──────── Given records ────────

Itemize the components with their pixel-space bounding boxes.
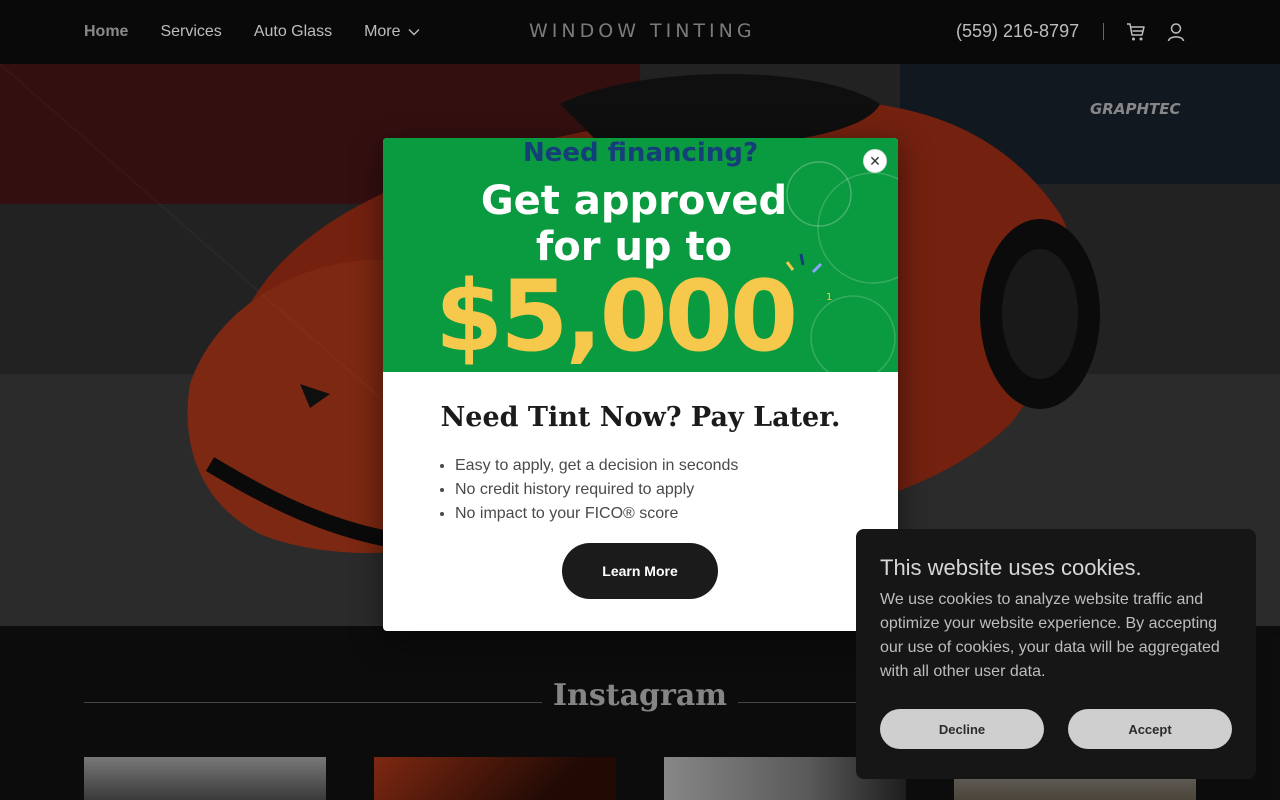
header-divider [1103,23,1104,40]
nav-services[interactable]: Services [160,23,221,41]
financing-banner: Need financing? Get approved for up to $… [383,138,898,372]
list-item: No impact to your FICO® score [455,502,738,526]
nav-more[interactable]: More [364,23,420,41]
banner-amount: $5,000 [435,260,798,372]
site-header: Home Services Auto Glass More WINDOW TIN… [0,0,1280,64]
banner-headline: Get approved for up to [383,178,885,270]
phone-link[interactable]: (559) 216-8797 [956,21,1079,42]
cookie-title: This website uses cookies. [880,555,1142,580]
close-icon[interactable]: ✕ [863,149,887,173]
decline-button[interactable]: Decline [880,709,1044,749]
nav-auto-glass[interactable]: Auto Glass [254,23,332,41]
list-item: Easy to apply, get a decision in seconds [455,454,738,478]
accept-button[interactable]: Accept [1068,709,1232,749]
site-logo[interactable]: WINDOW TINTING [529,20,756,42]
nav-home[interactable]: Home [84,23,128,41]
nav-more-label: More [364,23,401,40]
banner-line-1: Get approved [480,178,788,224]
list-item: No credit history required to apply [455,478,738,502]
banner-top-text: Need financing? [522,138,759,168]
chevron-down-icon [408,29,420,36]
financing-modal: Need financing? Get approved for up to $… [383,138,898,631]
page: Home Services Auto Glass More WINDOW TIN… [0,0,1280,800]
cookie-banner: This website uses cookies. We use cookie… [856,529,1256,779]
cookie-text: We use cookies to analyze website traffi… [880,591,1220,680]
user-icon[interactable] [1166,22,1186,42]
modal-benefits-list: Easy to apply, get a decision in seconds… [455,454,738,526]
cart-icon[interactable] [1126,22,1146,42]
banner-footnote: 1 [826,292,833,303]
main-nav: Home Services Auto Glass More [84,0,421,64]
modal-title: Need Tint Now? Pay Later. [440,402,841,433]
learn-more-button[interactable]: Learn More [562,543,718,599]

────────

Requirement :: Copy every line of the material above verbatim, omitting the picture.

Exercise result ::
Itemize the components with their pixel-space bounding boxes.
header-divider [1103,23,1104,40]
nav-services[interactable]: Services [160,23,221,41]
financing-banner: Need financing? Get approved for up to $… [383,138,898,372]
list-item: No impact to your FICO® score [455,502,738,526]
nav-more[interactable]: More [364,23,420,41]
banner-amount: $5,000 [435,260,798,372]
site-header: Home Services Auto Glass More WINDOW TIN… [0,0,1280,64]
banner-headline: Get approved for up to [383,178,885,270]
phone-link[interactable]: (559) 216-8797 [956,21,1079,42]
cookie-title: This website uses cookies. [880,555,1142,580]
close-icon[interactable]: ✕ [863,149,887,173]
decline-button[interactable]: Decline [880,709,1044,749]
nav-auto-glass[interactable]: Auto Glass [254,23,332,41]
list-item: Easy to apply, get a decision in seconds [455,454,738,478]
accept-button[interactable]: Accept [1068,709,1232,749]
site-logo[interactable]: WINDOW TINTING [529,20,756,42]
nav-home[interactable]: Home [84,23,128,41]
nav-more-label: More [364,23,401,40]
banner-line-1: Get approved [480,178,788,224]
list-item: No credit history required to apply [455,478,738,502]
banner-top-text: Need financing? [522,138,759,168]
chevron-down-icon [408,29,420,36]
financing-modal: Need financing? Get approved for up to $… [383,138,898,631]
page: Home Services Auto Glass More WINDOW TIN… [0,0,1280,800]
cookie-banner: This website uses cookies. We use cookie… [856,529,1256,779]
cookie-text: We use cookies to analyze website traffi… [880,591,1220,680]
user-icon[interactable] [1166,22,1186,42]
modal-benefits-list: Easy to apply, get a decision in seconds… [455,454,738,526]
cart-icon[interactable] [1126,22,1146,42]
banner-footnote: 1 [826,292,833,303]
main-nav: Home Services Auto Glass More [84,0,421,64]
modal-title: Need Tint Now? Pay Later. [440,402,841,433]
learn-more-button[interactable]: Learn More [562,543,718,599]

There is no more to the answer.